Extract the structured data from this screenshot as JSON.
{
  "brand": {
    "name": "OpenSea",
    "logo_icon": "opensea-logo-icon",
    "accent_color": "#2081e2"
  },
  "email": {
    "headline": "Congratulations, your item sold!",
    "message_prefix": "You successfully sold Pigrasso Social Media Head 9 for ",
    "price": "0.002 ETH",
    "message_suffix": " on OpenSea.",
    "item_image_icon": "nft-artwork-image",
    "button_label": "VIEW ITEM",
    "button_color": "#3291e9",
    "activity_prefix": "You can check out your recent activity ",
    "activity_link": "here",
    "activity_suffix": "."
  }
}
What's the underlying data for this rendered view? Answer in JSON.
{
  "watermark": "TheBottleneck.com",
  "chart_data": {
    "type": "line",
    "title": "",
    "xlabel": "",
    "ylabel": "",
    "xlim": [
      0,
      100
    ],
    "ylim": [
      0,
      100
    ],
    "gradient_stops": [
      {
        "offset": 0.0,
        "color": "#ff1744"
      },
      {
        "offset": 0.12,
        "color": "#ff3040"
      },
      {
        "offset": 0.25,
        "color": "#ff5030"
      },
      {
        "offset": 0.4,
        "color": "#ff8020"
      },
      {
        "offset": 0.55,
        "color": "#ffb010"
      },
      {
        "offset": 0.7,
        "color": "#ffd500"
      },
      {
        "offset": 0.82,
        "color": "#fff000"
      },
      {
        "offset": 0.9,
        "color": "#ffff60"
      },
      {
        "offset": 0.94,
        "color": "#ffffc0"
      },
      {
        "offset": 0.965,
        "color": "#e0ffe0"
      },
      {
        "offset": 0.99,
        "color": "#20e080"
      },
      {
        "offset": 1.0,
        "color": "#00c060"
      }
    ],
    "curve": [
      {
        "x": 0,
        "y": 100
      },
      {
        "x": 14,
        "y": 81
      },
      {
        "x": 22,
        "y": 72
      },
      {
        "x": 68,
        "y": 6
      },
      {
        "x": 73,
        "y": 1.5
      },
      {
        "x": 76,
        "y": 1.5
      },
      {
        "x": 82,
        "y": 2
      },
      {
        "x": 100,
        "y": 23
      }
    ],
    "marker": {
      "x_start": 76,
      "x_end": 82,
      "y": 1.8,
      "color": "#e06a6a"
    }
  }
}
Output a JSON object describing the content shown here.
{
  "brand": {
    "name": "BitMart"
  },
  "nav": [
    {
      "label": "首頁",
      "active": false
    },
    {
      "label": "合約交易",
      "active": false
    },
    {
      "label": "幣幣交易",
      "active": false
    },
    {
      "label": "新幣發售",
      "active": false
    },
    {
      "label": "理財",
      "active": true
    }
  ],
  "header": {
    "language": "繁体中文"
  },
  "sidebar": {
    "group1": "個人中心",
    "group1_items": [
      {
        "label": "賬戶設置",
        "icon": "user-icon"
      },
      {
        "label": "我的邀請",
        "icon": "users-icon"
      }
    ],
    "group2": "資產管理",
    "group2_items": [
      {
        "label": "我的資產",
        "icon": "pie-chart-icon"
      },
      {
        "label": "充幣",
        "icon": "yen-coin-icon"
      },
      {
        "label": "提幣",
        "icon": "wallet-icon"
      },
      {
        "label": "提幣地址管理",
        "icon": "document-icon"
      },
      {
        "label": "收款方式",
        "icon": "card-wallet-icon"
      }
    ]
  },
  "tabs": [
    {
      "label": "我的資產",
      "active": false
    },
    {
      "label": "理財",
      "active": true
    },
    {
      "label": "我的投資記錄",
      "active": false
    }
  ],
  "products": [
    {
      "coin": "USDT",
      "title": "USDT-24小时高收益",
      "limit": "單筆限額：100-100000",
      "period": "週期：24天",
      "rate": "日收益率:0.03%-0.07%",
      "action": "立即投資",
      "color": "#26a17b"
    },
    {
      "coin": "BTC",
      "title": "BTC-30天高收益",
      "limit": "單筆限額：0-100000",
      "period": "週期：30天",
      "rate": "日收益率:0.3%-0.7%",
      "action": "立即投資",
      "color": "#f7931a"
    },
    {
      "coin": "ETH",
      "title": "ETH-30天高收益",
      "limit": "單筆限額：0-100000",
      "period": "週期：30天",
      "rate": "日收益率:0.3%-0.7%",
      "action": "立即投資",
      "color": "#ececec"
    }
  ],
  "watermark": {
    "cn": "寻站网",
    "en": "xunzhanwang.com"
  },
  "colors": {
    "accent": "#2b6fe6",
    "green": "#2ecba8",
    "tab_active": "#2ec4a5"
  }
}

☆ ☆ ☆ ☆ ☆ ☆ ☆

Work to be completed => Please output the entries above, every line exactly as it reads.

Worked answer =>
Extract the structured data from this screenshot as JSON.
{
  "brand": {
    "name": "OpenSea",
    "logo_icon": "opensea-logo-icon",
    "accent_color": "#2081e2"
  },
  "email": {
    "headline": "Congratulations, your item sold!",
    "message_prefix": "You successfully sold Pigrasso Social Media Head 9 for ",
    "price": "0.002 ETH",
    "message_suffix": " on OpenSea.",
    "item_image_icon": "nft-artwork-image",
    "button_label": "VIEW ITEM",
    "button_color": "#3291e9",
    "activity_prefix": "You can check out your recent activity ",
    "activity_link": "here",
    "activity_suffix": "."
  }
}
What's the underlying data for this rendered view? Answer in JSON.
{
  "watermark": "TheBottleneck.com",
  "chart_data": {
    "type": "line",
    "title": "",
    "xlabel": "",
    "ylabel": "",
    "xlim": [
      0,
      100
    ],
    "ylim": [
      0,
      100
    ],
    "gradient_stops": [
      {
        "offset": 0.0,
        "color": "#ff1744"
      },
      {
        "offset": 0.12,
        "color": "#ff3040"
      },
      {
        "offset": 0.25,
        "color": "#ff5030"
      },
      {
        "offset": 0.4,
        "color": "#ff8020"
      },
      {
        "offset": 0.55,
        "color": "#ffb010"
      },
      {
        "offset": 0.7,
        "color": "#ffd500"
      },
      {
        "offset": 0.82,
        "color": "#fff000"
      },
      {
        "offset": 0.9,
        "color": "#ffff60"
      },
      {
        "offset": 0.94,
        "color": "#ffffc0"
      },
      {
        "offset": 0.965,
        "color": "#e0ffe0"
      },
      {
        "offset": 0.99,
        "color": "#20e080"
      },
      {
        "offset": 1.0,
        "color": "#00c060"
      }
    ],
    "curve": [
      {
        "x": 0,
        "y": 100
      },
      {
        "x": 14,
        "y": 81
      },
      {
        "x": 22,
        "y": 72
      },
      {
        "x": 68,
        "y": 6
      },
      {
        "x": 73,
        "y": 1.5
      },
      {
        "x": 76,
        "y": 1.5
      },
      {
        "x": 82,
        "y": 2
      },
      {
        "x": 100,
        "y": 23
      }
    ],
    "marker": {
      "x_start": 76,
      "x_end": 82,
      "y": 1.8,
      "color": "#e06a6a"
    }
  }
}
Output a JSON object describing the content shown here.
{
  "brand": {
    "name": "BitMart"
  },
  "nav": [
    {
      "label": "首頁",
      "active": false
    },
    {
      "label": "合約交易",
      "active": false
    },
    {
      "label": "幣幣交易",
      "active": false
    },
    {
      "label": "新幣發售",
      "active": false
    },
    {
      "label": "理財",
      "active": true
    }
  ],
  "header": {
    "language": "繁体中文"
  },
  "sidebar": {
    "group1": "個人中心",
    "group1_items": [
      {
        "label": "賬戶設置",
        "icon": "user-icon"
      },
      {
        "label": "我的邀請",
        "icon": "users-icon"
      }
    ],
    "group2": "資產管理",
    "group2_items": [
      {
        "label": "我的資產",
        "icon": "pie-chart-icon"
      },
      {
        "label": "充幣",
        "icon": "yen-coin-icon"
      },
      {
        "label": "提幣",
        "icon": "wallet-icon"
      },
      {
        "label": "提幣地址管理",
        "icon": "document-icon"
      },
      {
        "label": "收款方式",
        "icon": "card-wallet-icon"
      }
    ]
  },
  "tabs": [
    {
      "label": "我的資產",
      "active": false
    },
    {
      "label": "理財",
      "active": true
    },
    {
      "label": "我的投資記錄",
      "active": false
    }
  ],
  "products": [
    {
      "coin": "USDT",
      "title": "USDT-24小时高收益",
      "limit": "單筆限額：100-100000",
      "period": "週期：24天",
      "rate": "日收益率:0.03%-0.07%",
      "action": "立即投資",
      "color": "#26a17b"
    },
    {
      "coin": "BTC",
      "title": "BTC-30天高收益",
      "limit": "單筆限額：0-100000",
      "period": "週期：30天",
      "rate": "日收益率:0.3%-0.7%",
      "action": "立即投資",
      "color": "#f7931a"
    },
    {
      "coin": "ETH",
      "title": "ETH-30天高收益",
      "limit": "單筆限額：0-100000",
      "period": "週期：30天",
      "rate": "日收益率:0.3%-0.7%",
      "action": "立即投資",
      "color": "#ececec"
    }
  ],
  "watermark": {
    "cn": "寻站网",
    "en": "xunzhanwang.com"
  },
  "colors": {
    "accent": "#2b6fe6",
    "green": "#2ecba8",
    "tab_active": "#2ec4a5"
  }
}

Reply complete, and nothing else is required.